Reproduce the listing word for word. Skip any image.

[START MATERIAL FOR THIS EXERCISE]

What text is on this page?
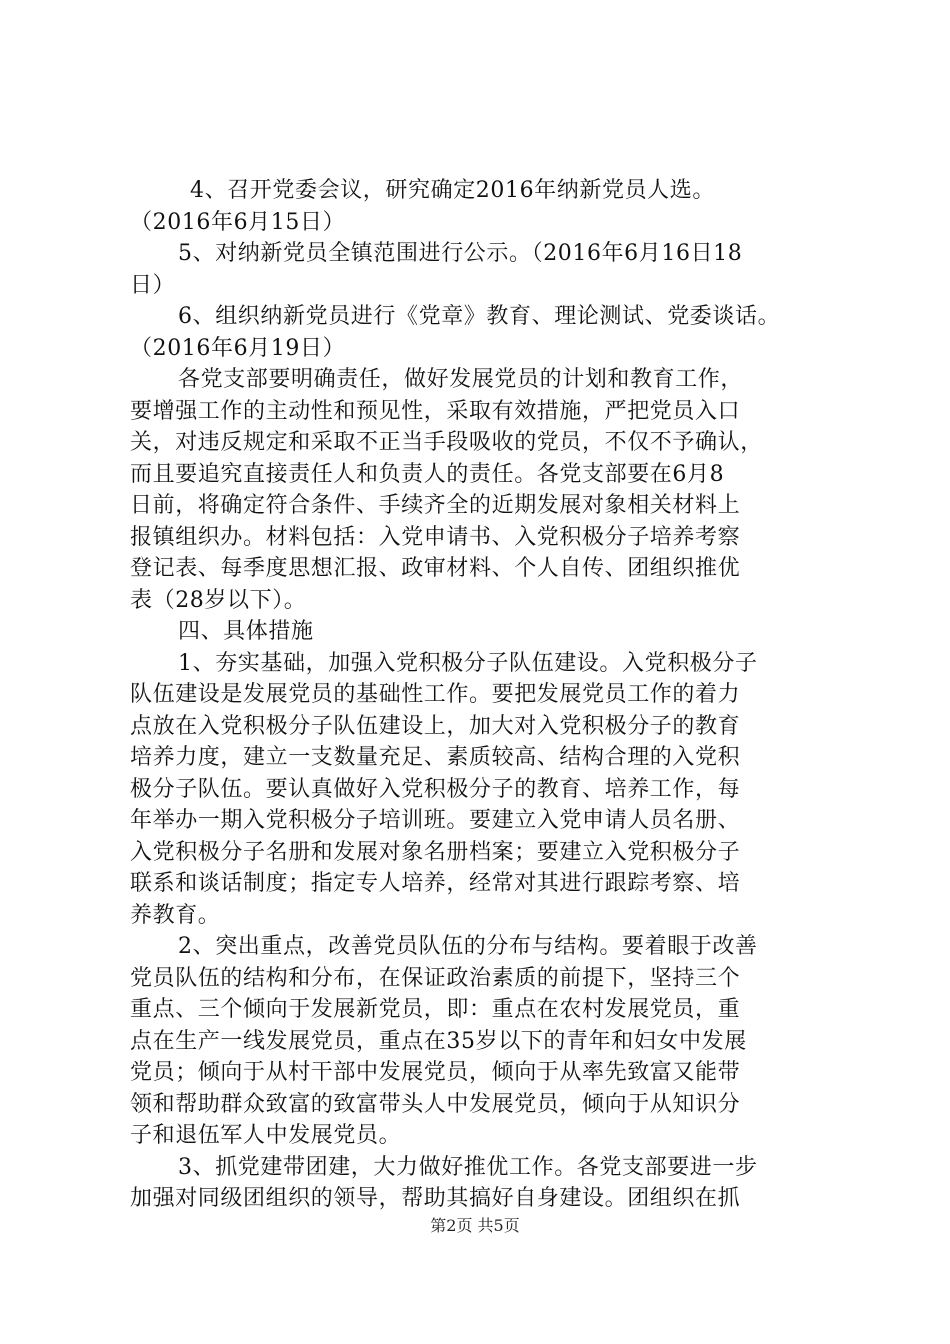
4、召开党委会议，研究确定2016年纳新党员人选。
（2016年6月15日）
5、对纳新党员全镇范围进行公示。（2016年6月16日18
日）
6、组织纳新党员进行《党章》教育、理论测试、党委谈话。
（2016年6月19日）
各党支部要明确责任，做好发展党员的计划和教育工作，
要增强工作的主动性和预见性，采取有效措施，严把党员入口
关，对违反规定和采取不正当手段吸收的党员，不仅不予确认，
而且要追究直接责任人和负责人的责任。各党支部要在6月8
日前，将确定符合条件、手续齐全的近期发展对象相关材料上
报镇组织办。材料包括：入党申请书、入党积极分子培养考察
登记表、每季度思想汇报、政审材料、个人自传、团组织推优
表（28岁以下）。
四、具体措施
1、夯实基础，加强入党积极分子队伍建设。入党积极分子
队伍建设是发展党员的基础性工作。要把发展党员工作的着力
点放在入党积极分子队伍建设上，加大对入党积极分子的教育
培养力度，建立一支数量充足、素质较高、结构合理的入党积
极分子队伍。要认真做好入党积极分子的教育、培养工作，每
年举办一期入党积极分子培训班。要建立入党申请人员名册、
入党积极分子名册和发展对象名册档案；要建立入党积极分子
联系和谈话制度；指定专人培养，经常对其进行跟踪考察、培
养教育。
2、突出重点，改善党员队伍的分布与结构。要着眼于改善
党员队伍的结构和分布，在保证政治素质的前提下，坚持三个
重点、三个倾向于发展新党员，即：重点在农村发展党员，重
点在生产一线发展党员，重点在35岁以下的青年和妇女中发展
党员；倾向于从村干部中发展党员，倾向于从率先致富又能带
领和帮助群众致富的致富带头人中发展党员，倾向于从知识分
子和退伍军人中发展党员。
3、抓党建带团建，大力做好推优工作。各党支部要进一步
加强对同级团组织的领导，帮助其搞好自身建设。团组织在抓
第2页 共5页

[END MATERIAL FOR THIS EXERCISE]

ANSWER TO THE TASK →
What text is on this page?
4、召开党委会议，研究确定2016年纳新党员人选。
（2016年6月15日）
5、对纳新党员全镇范围进行公示。（2016年6月16日18
日）
6、组织纳新党员进行《党章》教育、理论测试、党委谈话。
（2016年6月19日）
各党支部要明确责任，做好发展党员的计划和教育工作，
要增强工作的主动性和预见性，采取有效措施，严把党员入口
关，对违反规定和采取不正当手段吸收的党员，不仅不予确认，
而且要追究直接责任人和负责人的责任。各党支部要在6月8
日前，将确定符合条件、手续齐全的近期发展对象相关材料上
报镇组织办。材料包括：入党申请书、入党积极分子培养考察
登记表、每季度思想汇报、政审材料、个人自传、团组织推优
表（28岁以下）。
四、具体措施
1、夯实基础，加强入党积极分子队伍建设。入党积极分子
队伍建设是发展党员的基础性工作。要把发展党员工作的着力
点放在入党积极分子队伍建设上，加大对入党积极分子的教育
培养力度，建立一支数量充足、素质较高、结构合理的入党积
极分子队伍。要认真做好入党积极分子的教育、培养工作，每
年举办一期入党积极分子培训班。要建立入党申请人员名册、
入党积极分子名册和发展对象名册档案；要建立入党积极分子
联系和谈话制度；指定专人培养，经常对其进行跟踪考察、培
养教育。
2、突出重点，改善党员队伍的分布与结构。要着眼于改善
党员队伍的结构和分布，在保证政治素质的前提下，坚持三个
重点、三个倾向于发展新党员，即：重点在农村发展党员，重
点在生产一线发展党员，重点在35岁以下的青年和妇女中发展
党员；倾向于从村干部中发展党员，倾向于从率先致富又能带
领和帮助群众致富的致富带头人中发展党员，倾向于从知识分
子和退伍军人中发展党员。
3、抓党建带团建，大力做好推优工作。各党支部要进一步
加强对同级团组织的领导，帮助其搞好自身建设。团组织在抓
第2页 共5页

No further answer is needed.